How many of the lines below include "Anders"? Give the number and no other words.

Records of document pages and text
####

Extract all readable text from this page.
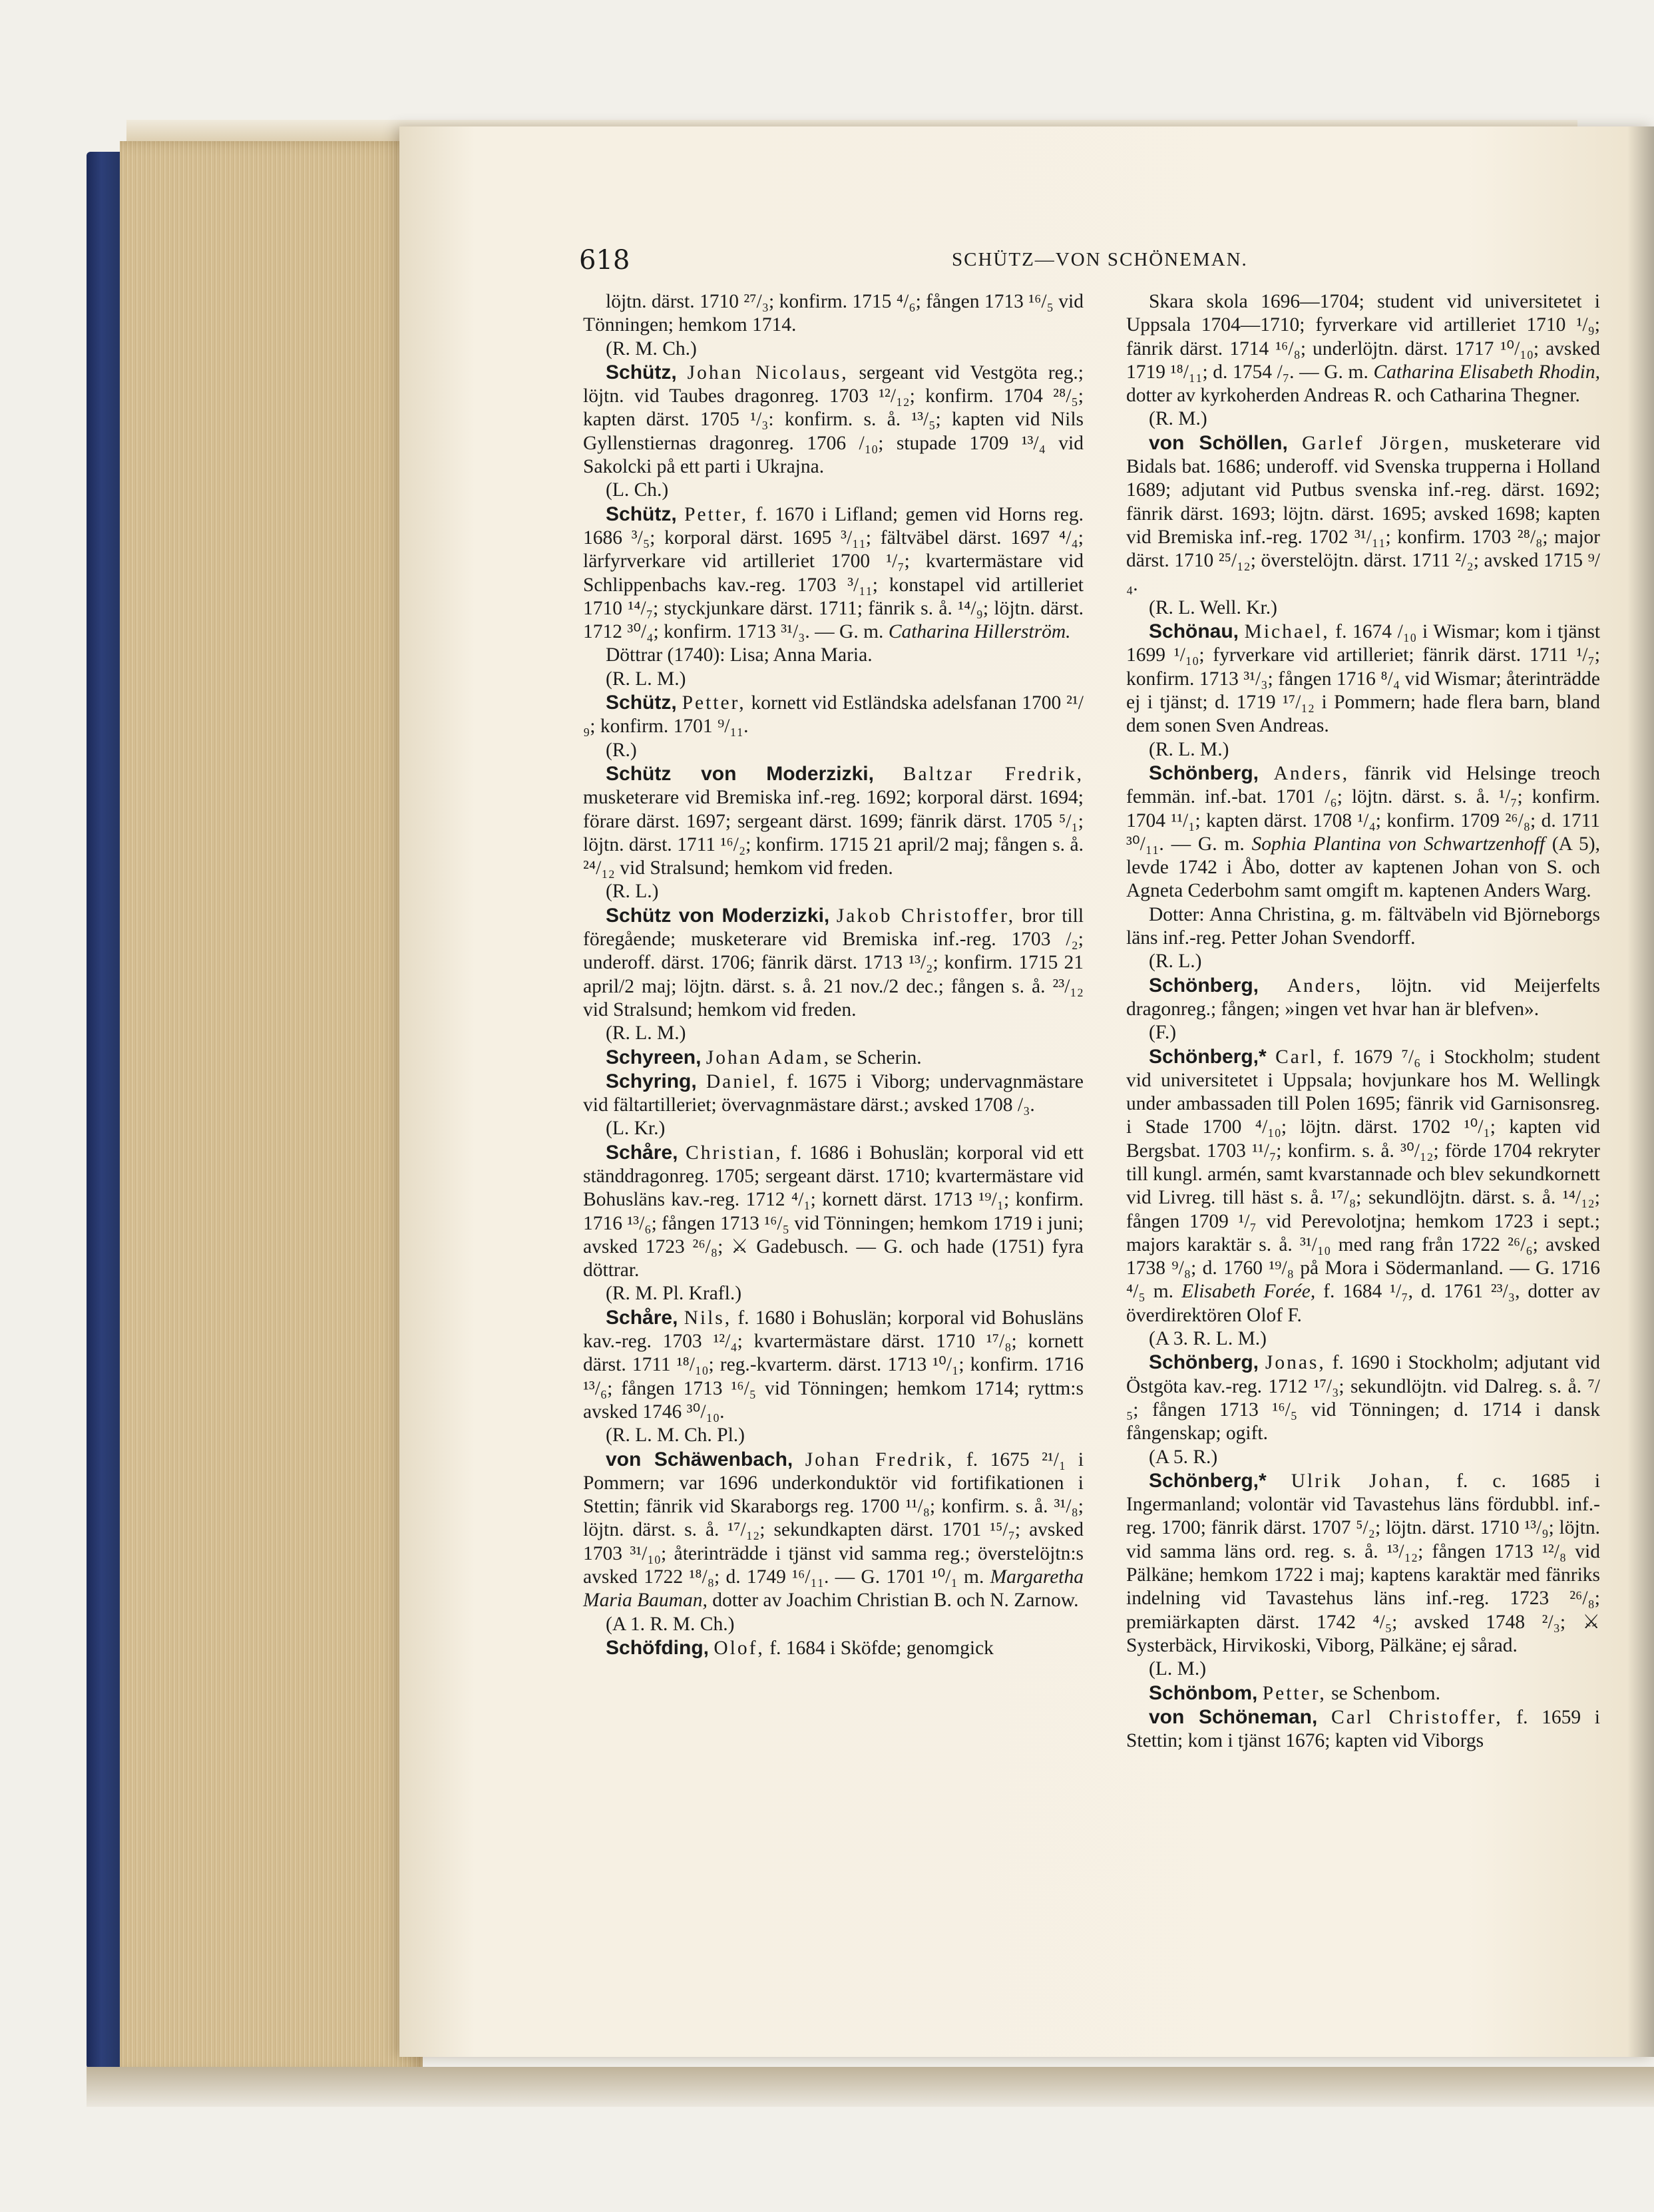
618	SCHÜTZ—VON SCHÖNEMAN.

löjtn. därst. 1710 ²⁷/₃; konfirm. 1715 ⁴/₆; fången 1713 ¹⁶/₅ vid Tönningen; hemkom 1714.

(R. M. Ch.)

Schütz, Johan Nicolaus, sergeant vid Vestgöta reg.; löjtn. vid Taubes dragonreg. 1703 ¹²/₁₂; konfirm. 1704 ²⁸/₅; kapten därst. 1705 ¹/₃: konfirm. s. å. ¹³/₅; kapten vid Nils Gyllenstiernas dragonreg. 1706 /₁₀; stupade 1709 ¹³/₄ vid Sakolcki på ett parti i Ukrajna.

(L. Ch.)

Schütz, Petter, f. 1670 i Lifland; gemen vid Horns reg. 1686 ³/₅; korporal därst. 1695 ³/₁₁; fältväbel därst. 1697 ⁴/₄; lärfyrverkare vid artilleriet 1700 ¹/₇; kvartermästare vid Schlippenbachs kav.-reg. 1703 ³/₁₁; konstapel vid artilleriet 1710 ¹⁴/₇; styckjunkare därst. 1711; fänrik s. å. ¹⁴/₉; löjtn. därst. 1712 ³⁰/₄; konfirm. 1713 ³¹/₃. — G. m. Catharina Hillerström.

Döttrar (1740): Lisa; Anna Maria.

(R. L. M.)

Schütz, Petter, kornett vid Estländska adelsfanan 1700 ²¹/₉; konfirm. 1701 ⁹/₁₁.

(R.)

Schütz von Moderzizki, Baltzar Fredrik, musketerare vid Bremiska inf.-reg. 1692; korporal därst. 1694; förare därst. 1697; sergeant därst. 1699; fänrik därst. 1705 ⁵/₁; löjtn. därst. 1711 ¹⁶/₂; konfirm. 1715 21 april/2 maj; fången s. å. ²⁴/₁₂ vid Stralsund; hemkom vid freden.

(R. L.)

Schütz von Moderzizki, Jakob Christoffer, bror till föregående; musketerare vid Bremiska inf.-reg. 1703 /₂; underoff. därst. 1706; fänrik därst. 1713 ¹³/₂; konfirm. 1715 21 april/2 maj; löjtn. därst. s. å. 21 nov./2 dec.; fången s. å. ²³/₁₂ vid Stralsund; hemkom vid freden.

(R. L. M.)

Schyreen, Johan Adam, se Scherin.

Schyring, Daniel, f. 1675 i Viborg; undervagnmästare vid fältartilleriet; övervagnmästare därst.; avsked 1708 /₃.

(L. Kr.)

Schåre, Christian, f. 1686 i Bohuslän; korporal vid ett ständdragonreg. 1705; sergeant därst. 1710; kvartermästare vid Bohusläns kav.-reg. 1712 ⁴/₁; kornett därst. 1713 ¹⁹/₁; konfirm. 1716 ¹³/₆; fången 1713 ¹⁶/₅ vid Tönningen; hemkom 1719 i juni; avsked 1723 ²⁶/₈; ⚔ Gadebusch. — G. och hade (1751) fyra döttrar.

(R. M. Pl. Krafl.)

Schåre, Nils, f. 1680 i Bohuslän; korporal vid Bohusläns kav.-reg. 1703 ¹²/₄; kvartermästare därst. 1710 ¹⁷/₈; kornett därst. 1711 ¹⁸/₁₀; reg.-kvarterm. därst. 1713 ¹⁰/₁; konfirm. 1716 ¹³/₆; fången 1713 ¹⁶/₅ vid Tönningen; hemkom 1714; ryttm:s avsked 1746 ³⁰/₁₀.

(R. L. M. Ch. Pl.)

von Schäwenbach, Johan Fredrik, f. 1675 ²¹/₁ i Pommern; var 1696 underkonduktör vid fortifikationen i Stettin; fänrik vid Skaraborgs reg. 1700 ¹¹/₈; konfirm. s. å. ³¹/₈; löjtn. därst. s. å. ¹⁷/₁₂; sekundkapten därst. 1701 ¹⁵/₇; avsked 1703 ³¹/₁₀; återinträdde i tjänst vid samma reg.; överstelöjtn:s avsked 1722 ¹⁸/₈; d. 1749 ¹⁶/₁₁. — G. 1701 ¹⁰/₁ m. Margaretha Maria Bauman, dotter av Joachim Christian B. och N. Zarnow.

(A 1. R. M. Ch.)

Schöfding, Olof, f. 1684 i Sköfde; genomgick

Skara skola 1696—1704; student vid universitetet i Uppsala 1704—1710; fyrverkare vid artilleriet 1710 ¹/₉; fänrik därst. 1714 ¹⁶/₈; underlöjtn. därst. 1717 ¹⁰/₁₀; avsked 1719 ¹⁸/₁₁; d. 1754 /₇. — G. m. Catharina Elisabeth Rhodin, dotter av kyrkoherden Andreas R. och Catharina Thegner.

(R. M.)

von Schöllen, Garlef Jörgen, musketerare vid Bidals bat. 1686; underoff. vid Svenska trupperna i Holland 1689; adjutant vid Putbus svenska inf.-reg. därst. 1692; fänrik därst. 1693; löjtn. därst. 1695; avsked 1698; kapten vid Bremiska inf.-reg. 1702 ³¹/₁₁; konfirm. 1703 ²⁸/₈; major därst. 1710 ²⁵/₁₂; överstelöjtn. därst. 1711 ²/₂; avsked 1715 ⁹/₄.

(R. L. Well. Kr.)

Schönau, Michael, f. 1674 /₁₀ i Wismar; kom i tjänst 1699 ¹/₁₀; fyrverkare vid artilleriet; fänrik därst. 1711 ¹/₇; konfirm. 1713 ³¹/₃; fången 1716 ⁸/₄ vid Wismar; återinträdde ej i tjänst; d. 1719 ¹⁷/₁₂ i Pommern; hade flera barn, bland dem sonen Sven Andreas.

(R. L. M.)

Schönberg, Anders, fänrik vid Helsinge treoch femmän. inf.-bat. 1701 /₆; löjtn. därst. s. å. ¹/₇; konfirm. 1704 ¹¹/₁; kapten därst. 1708 ¹/₄; konfirm. 1709 ²⁶/₈; d. 1711 ³⁰/₁₁. — G. m. Sophia Plantina von Schwartzenhoff (A 5), levde 1742 i Åbo, dotter av kaptenen Johan von S. och Agneta Cederbohm samt omgift m. kaptenen Anders Warg.

Dotter: Anna Christina, g. m. fältväbeln vid Björneborgs läns inf.-reg. Petter Johan Svendorff.

(R. L.)

Schönberg, Anders, löjtn. vid Meijerfelts dragonreg.; fången; »ingen vet hvar han är blefven».

(F.)

Schönberg,* Carl, f. 1679 ⁷/₆ i Stockholm; student vid universitetet i Uppsala; hovjunkare hos M. Wellingk under ambassaden till Polen 1695; fänrik vid Garnisonsreg. i Stade 1700 ⁴/₁₀; löjtn. därst. 1702 ¹⁰/₁; kapten vid Bergsbat. 1703 ¹¹/₇; konfirm. s. å. ³⁰/₁₂; förde 1704 rekryter till kungl. armén, samt kvarstannade och blev sekundkornett vid Livreg. till häst s. å. ¹⁷/₈; sekundlöjtn. därst. s. å. ¹⁴/₁₂; fången 1709 ¹/₇ vid Perevolotjna; hemkom 1723 i sept.; majors karaktär s. å. ³¹/₁₀ med rang från 1722 ²⁶/₆; avsked 1738 ⁹/₈; d. 1760 ¹⁹/₈ på Mora i Södermanland. — G. 1716 ⁴/₅ m. Elisabeth Forée, f. 1684 ¹/₇, d. 1761 ²³/₃, dotter av överdirektören Olof F.

(A 3. R. L. M.)

Schönberg, Jonas, f. 1690 i Stockholm; adjutant vid Östgöta kav.-reg. 1712 ¹⁷/₃; sekundlöjtn. vid Dalreg. s. å. ⁷/₅; fången 1713 ¹⁶/₅ vid Tönningen; d. 1714 i dansk fångenskap; ogift.

(A 5. R.)

Schönberg,* Ulrik Johan, f. c. 1685 i Ingermanland; volontär vid Tavastehus läns fördubbl. inf.-reg. 1700; fänrik därst. 1707 ⁵/₂; löjtn. därst. 1710 ¹³/₉; löjtn. vid samma läns ord. reg. s. å. ¹³/₁₂; fången 1713 ¹²/₈ vid Pälkäne; hemkom 1722 i maj; kaptens karaktär med fänriks indelning vid Tavastehus läns inf.-reg. 1723 ²⁶/₈; premiärkapten därst. 1742 ⁴/₅; avsked 1748 ²/₃; ⚔ Systerbäck, Hirvikoski, Viborg, Pälkäne; ej sårad.

(L. M.)

Schönbom, Petter, se Schenbom.

von Schöneman, Carl Christoffer, f. 1659 i Stettin; kom i tjänst 1676; kapten vid Viborgs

####

*Answer for the task*:
2